■ Records

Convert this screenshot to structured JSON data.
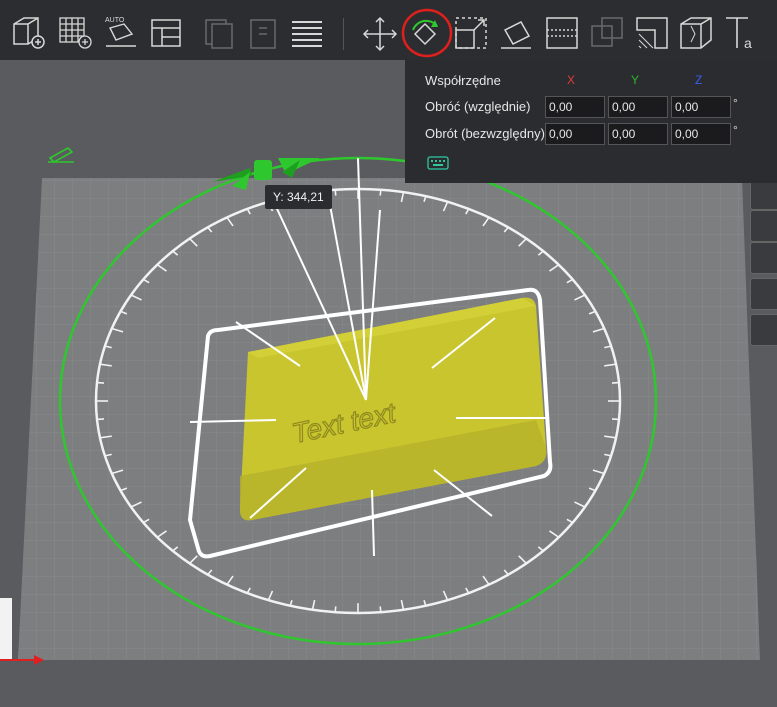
{
  "toolbar": {
    "buttons": [
      {
        "name": "add-object-icon"
      },
      {
        "name": "add-grid-icon"
      },
      {
        "name": "auto-arrange-icon",
        "label": "AUTO"
      },
      {
        "name": "layout-icon"
      },
      {
        "name": "copy-icon"
      },
      {
        "name": "paste-icon"
      },
      {
        "name": "list-icon"
      },
      {
        "name": "move-icon"
      },
      {
        "name": "rotate-icon",
        "active": true,
        "highlight_color": "#e0201c"
      },
      {
        "name": "scale-icon"
      },
      {
        "name": "place-on-face-icon"
      },
      {
        "name": "cut-icon"
      },
      {
        "name": "boolean-icon"
      },
      {
        "name": "support-paint-icon"
      },
      {
        "name": "seam-paint-icon"
      },
      {
        "name": "text-icon"
      }
    ]
  },
  "panel": {
    "header": "Współrzędne",
    "axes": {
      "x": "X",
      "y": "Y",
      "z": "Z"
    },
    "axis_colors": {
      "x": "#e03a3a",
      "y": "#2db52d",
      "z": "#3a5ef0"
    },
    "rows": [
      {
        "label": "Obróć (względnie)",
        "x": "0,00",
        "y": "0,00",
        "z": "0,00",
        "unit": "°"
      },
      {
        "label": "Obrót (bezwzględny)",
        "x": "0,00",
        "y": "0,00",
        "z": "0,00",
        "unit": "°"
      }
    ],
    "keyboard_icon": "keyboard-icon"
  },
  "tooltip": {
    "text": "Y: 344,21"
  },
  "viewport": {
    "object_text": "Text text",
    "object_color": "#c9c52f",
    "ring_color": "#2ec82e",
    "plate_color": "#7d7e80"
  }
}
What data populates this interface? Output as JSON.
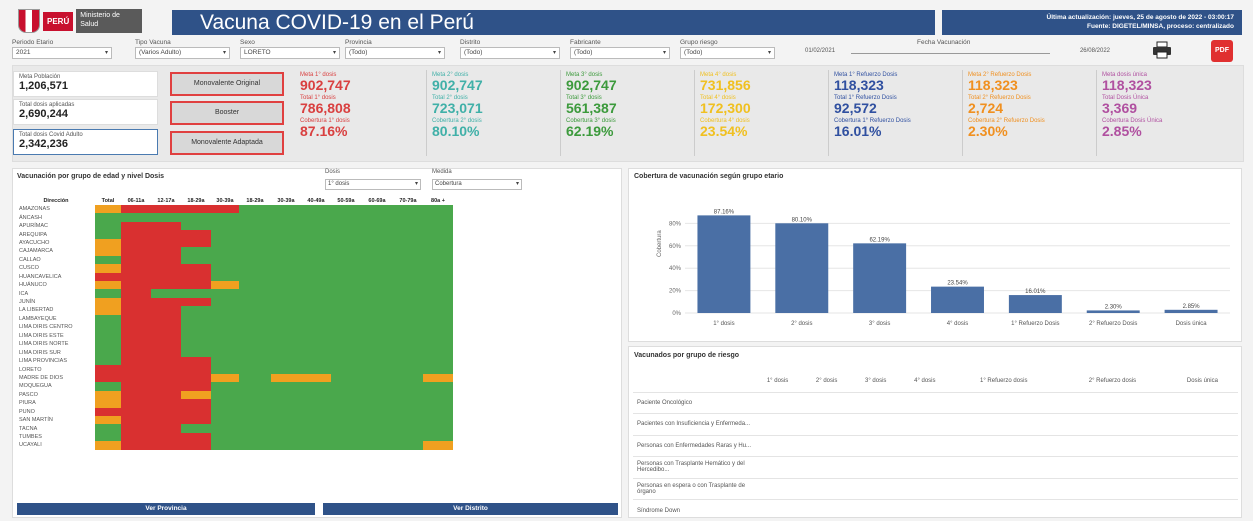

■ Given request
Please set down each line of the data above exactly as written, without the pictures.

■ Answer in full
Convert this screenshot to structured JSON data.
{
  "toolbar": {
    "buttons": [
      {
        "name": "add-object-icon"
      },
      {
        "name": "add-grid-icon"
      },
      {
        "name": "auto-arrange-icon",
        "label": "AUTO"
      },
      {
        "name": "layout-icon"
      },
      {
        "name": "copy-icon"
      },
      {
        "name": "paste-icon"
      },
      {
        "name": "list-icon"
      },
      {
        "name": "move-icon"
      },
      {
        "name": "rotate-icon",
        "active": true,
        "highlight_color": "#e0201c"
      },
      {
        "name": "scale-icon"
      },
      {
        "name": "place-on-face-icon"
      },
      {
        "name": "cut-icon"
      },
      {
        "name": "boolean-icon"
      },
      {
        "name": "support-paint-icon"
      },
      {
        "name": "seam-paint-icon"
      },
      {
        "name": "text-icon"
      }
    ]
  },
  "panel": {
    "header": "Współrzędne",
    "axes": {
      "x": "X",
      "y": "Y",
      "z": "Z"
    },
    "axis_colors": {
      "x": "#e03a3a",
      "y": "#2db52d",
      "z": "#3a5ef0"
    },
    "rows": [
      {
        "label": "Obróć (względnie)",
        "x": "0,00",
        "y": "0,00",
        "z": "0,00",
        "unit": "°"
      },
      {
        "label": "Obrót (bezwzględny)",
        "x": "0,00",
        "y": "0,00",
        "z": "0,00",
        "unit": "°"
      }
    ],
    "keyboard_icon": "keyboard-icon"
  },
  "tooltip": {
    "text": "Y: 344,21"
  },
  "viewport": {
    "object_text": "Text text",
    "object_color": "#c9c52f",
    "ring_color": "#2ec82e",
    "plate_color": "#7d7e80"
  }
}
What data populates this interface? Output as JSON.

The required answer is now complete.